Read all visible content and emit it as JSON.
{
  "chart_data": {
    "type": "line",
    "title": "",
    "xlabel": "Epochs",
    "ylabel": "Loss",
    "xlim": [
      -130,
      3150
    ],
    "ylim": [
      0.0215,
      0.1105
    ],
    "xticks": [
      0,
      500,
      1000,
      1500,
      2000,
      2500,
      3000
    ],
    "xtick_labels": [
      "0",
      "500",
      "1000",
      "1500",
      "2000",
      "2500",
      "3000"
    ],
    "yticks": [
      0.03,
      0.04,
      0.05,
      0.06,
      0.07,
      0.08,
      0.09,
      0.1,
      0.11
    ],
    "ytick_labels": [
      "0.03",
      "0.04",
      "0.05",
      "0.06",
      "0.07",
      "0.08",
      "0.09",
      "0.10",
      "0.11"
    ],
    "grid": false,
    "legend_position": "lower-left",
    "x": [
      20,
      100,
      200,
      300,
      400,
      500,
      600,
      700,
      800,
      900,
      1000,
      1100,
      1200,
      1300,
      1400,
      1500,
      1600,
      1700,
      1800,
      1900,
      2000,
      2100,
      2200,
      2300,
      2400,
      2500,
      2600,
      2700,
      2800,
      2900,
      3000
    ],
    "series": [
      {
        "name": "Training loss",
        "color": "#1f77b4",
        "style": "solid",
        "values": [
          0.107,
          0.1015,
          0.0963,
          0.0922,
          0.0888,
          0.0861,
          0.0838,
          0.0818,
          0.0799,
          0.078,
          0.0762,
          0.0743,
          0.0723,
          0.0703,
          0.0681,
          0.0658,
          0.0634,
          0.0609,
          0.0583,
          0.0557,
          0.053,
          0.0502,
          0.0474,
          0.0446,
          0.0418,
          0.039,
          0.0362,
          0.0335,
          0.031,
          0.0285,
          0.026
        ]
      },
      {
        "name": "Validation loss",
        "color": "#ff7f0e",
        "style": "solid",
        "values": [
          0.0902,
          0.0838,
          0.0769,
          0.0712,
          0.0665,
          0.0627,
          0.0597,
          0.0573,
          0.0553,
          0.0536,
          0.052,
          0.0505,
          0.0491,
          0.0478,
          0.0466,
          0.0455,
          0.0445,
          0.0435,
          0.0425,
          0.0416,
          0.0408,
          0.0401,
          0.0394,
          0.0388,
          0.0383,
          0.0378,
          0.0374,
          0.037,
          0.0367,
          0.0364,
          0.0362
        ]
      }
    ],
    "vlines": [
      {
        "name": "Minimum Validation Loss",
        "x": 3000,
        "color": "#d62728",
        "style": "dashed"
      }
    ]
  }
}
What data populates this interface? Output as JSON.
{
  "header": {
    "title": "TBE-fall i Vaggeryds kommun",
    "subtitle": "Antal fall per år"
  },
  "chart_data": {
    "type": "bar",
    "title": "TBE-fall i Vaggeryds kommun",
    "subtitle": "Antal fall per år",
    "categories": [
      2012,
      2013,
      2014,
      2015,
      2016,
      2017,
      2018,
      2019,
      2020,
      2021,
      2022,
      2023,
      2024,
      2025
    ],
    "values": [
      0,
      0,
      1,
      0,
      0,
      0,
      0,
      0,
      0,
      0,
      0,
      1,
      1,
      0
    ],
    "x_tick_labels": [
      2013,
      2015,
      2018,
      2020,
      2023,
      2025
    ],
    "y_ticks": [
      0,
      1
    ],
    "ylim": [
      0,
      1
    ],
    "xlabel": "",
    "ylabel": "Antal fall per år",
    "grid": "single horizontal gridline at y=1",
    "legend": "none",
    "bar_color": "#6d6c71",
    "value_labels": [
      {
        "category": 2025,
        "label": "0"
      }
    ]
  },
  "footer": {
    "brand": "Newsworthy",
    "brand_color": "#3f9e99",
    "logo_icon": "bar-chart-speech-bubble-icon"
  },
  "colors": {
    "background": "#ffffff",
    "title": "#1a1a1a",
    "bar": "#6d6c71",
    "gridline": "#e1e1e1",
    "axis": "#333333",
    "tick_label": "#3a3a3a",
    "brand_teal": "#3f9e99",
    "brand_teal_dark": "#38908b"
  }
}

> Directions
Transcribe every entry exactly.

> Answer for this exercise
Read all visible content and emit it as JSON.
{
  "chart_data": {
    "type": "line",
    "title": "",
    "xlabel": "Epochs",
    "ylabel": "Loss",
    "xlim": [
      -130,
      3150
    ],
    "ylim": [
      0.0215,
      0.1105
    ],
    "xticks": [
      0,
      500,
      1000,
      1500,
      2000,
      2500,
      3000
    ],
    "xtick_labels": [
      "0",
      "500",
      "1000",
      "1500",
      "2000",
      "2500",
      "3000"
    ],
    "yticks": [
      0.03,
      0.04,
      0.05,
      0.06,
      0.07,
      0.08,
      0.09,
      0.1,
      0.11
    ],
    "ytick_labels": [
      "0.03",
      "0.04",
      "0.05",
      "0.06",
      "0.07",
      "0.08",
      "0.09",
      "0.10",
      "0.11"
    ],
    "grid": false,
    "legend_position": "lower-left",
    "x": [
      20,
      100,
      200,
      300,
      400,
      500,
      600,
      700,
      800,
      900,
      1000,
      1100,
      1200,
      1300,
      1400,
      1500,
      1600,
      1700,
      1800,
      1900,
      2000,
      2100,
      2200,
      2300,
      2400,
      2500,
      2600,
      2700,
      2800,
      2900,
      3000
    ],
    "series": [
      {
        "name": "Training loss",
        "color": "#1f77b4",
        "style": "solid",
        "values": [
          0.107,
          0.1015,
          0.0963,
          0.0922,
          0.0888,
          0.0861,
          0.0838,
          0.0818,
          0.0799,
          0.078,
          0.0762,
          0.0743,
          0.0723,
          0.0703,
          0.0681,
          0.0658,
          0.0634,
          0.0609,
          0.0583,
          0.0557,
          0.053,
          0.0502,
          0.0474,
          0.0446,
          0.0418,
          0.039,
          0.0362,
          0.0335,
          0.031,
          0.0285,
          0.026
        ]
      },
      {
        "name": "Validation loss",
        "color": "#ff7f0e",
        "style": "solid",
        "values": [
          0.0902,
          0.0838,
          0.0769,
          0.0712,
          0.0665,
          0.0627,
          0.0597,
          0.0573,
          0.0553,
          0.0536,
          0.052,
          0.0505,
          0.0491,
          0.0478,
          0.0466,
          0.0455,
          0.0445,
          0.0435,
          0.0425,
          0.0416,
          0.0408,
          0.0401,
          0.0394,
          0.0388,
          0.0383,
          0.0378,
          0.0374,
          0.037,
          0.0367,
          0.0364,
          0.0362
        ]
      }
    ],
    "vlines": [
      {
        "name": "Minimum Validation Loss",
        "x": 3000,
        "color": "#d62728",
        "style": "dashed"
      }
    ]
  }
}
What data populates this interface? Output as JSON.
{
  "header": {
    "title": "TBE-fall i Vaggeryds kommun",
    "subtitle": "Antal fall per år"
  },
  "chart_data": {
    "type": "bar",
    "title": "TBE-fall i Vaggeryds kommun",
    "subtitle": "Antal fall per år",
    "categories": [
      2012,
      2013,
      2014,
      2015,
      2016,
      2017,
      2018,
      2019,
      2020,
      2021,
      2022,
      2023,
      2024,
      2025
    ],
    "values": [
      0,
      0,
      1,
      0,
      0,
      0,
      0,
      0,
      0,
      0,
      0,
      1,
      1,
      0
    ],
    "x_tick_labels": [
      2013,
      2015,
      2018,
      2020,
      2023,
      2025
    ],
    "y_ticks": [
      0,
      1
    ],
    "ylim": [
      0,
      1
    ],
    "xlabel": "",
    "ylabel": "Antal fall per år",
    "grid": "single horizontal gridline at y=1",
    "legend": "none",
    "bar_color": "#6d6c71",
    "value_labels": [
      {
        "category": 2025,
        "label": "0"
      }
    ]
  },
  "footer": {
    "brand": "Newsworthy",
    "brand_color": "#3f9e99",
    "logo_icon": "bar-chart-speech-bubble-icon"
  },
  "colors": {
    "background": "#ffffff",
    "title": "#1a1a1a",
    "bar": "#6d6c71",
    "gridline": "#e1e1e1",
    "axis": "#333333",
    "tick_label": "#3a3a3a",
    "brand_teal": "#3f9e99",
    "brand_teal_dark": "#38908b"
  }
}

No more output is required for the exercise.